** Start RAW RECORDS **
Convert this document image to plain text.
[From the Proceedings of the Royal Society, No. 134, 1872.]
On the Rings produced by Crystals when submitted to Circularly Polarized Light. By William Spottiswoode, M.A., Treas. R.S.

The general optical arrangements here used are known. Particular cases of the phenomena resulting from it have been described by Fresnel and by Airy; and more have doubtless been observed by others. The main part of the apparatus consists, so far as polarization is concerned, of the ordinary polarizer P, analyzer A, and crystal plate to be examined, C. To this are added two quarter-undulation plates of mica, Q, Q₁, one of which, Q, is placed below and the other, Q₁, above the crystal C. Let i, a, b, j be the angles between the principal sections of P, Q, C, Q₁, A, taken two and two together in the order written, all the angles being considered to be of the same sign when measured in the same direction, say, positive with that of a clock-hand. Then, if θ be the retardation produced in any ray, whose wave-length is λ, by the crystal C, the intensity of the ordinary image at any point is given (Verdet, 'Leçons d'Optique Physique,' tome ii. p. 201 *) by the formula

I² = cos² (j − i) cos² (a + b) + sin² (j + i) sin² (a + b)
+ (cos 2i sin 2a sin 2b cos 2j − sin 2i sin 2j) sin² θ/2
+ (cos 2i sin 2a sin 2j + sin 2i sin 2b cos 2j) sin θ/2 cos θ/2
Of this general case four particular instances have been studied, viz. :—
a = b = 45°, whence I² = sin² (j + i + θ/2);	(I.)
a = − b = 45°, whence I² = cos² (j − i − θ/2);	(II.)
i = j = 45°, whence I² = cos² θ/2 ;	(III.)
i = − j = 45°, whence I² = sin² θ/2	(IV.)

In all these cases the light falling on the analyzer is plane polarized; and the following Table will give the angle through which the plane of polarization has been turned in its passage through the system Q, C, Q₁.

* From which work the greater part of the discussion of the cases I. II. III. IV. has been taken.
** End RAW RECORDS **
*EXERCISE GOAL*.
Report all lines of the material that contain the word "whence".

*RESULT OF THE TASK*.
a = b = 45°, whence I² = sin² (j + i + θ/2);	(I.)
a = − b = 45°, whence I² = cos² (j − i − θ/2);	(II.)
i = j = 45°, whence I² = cos² θ/2 ;	(III.)
i = − j = 45°, whence I² = sin² θ/2	(IV.)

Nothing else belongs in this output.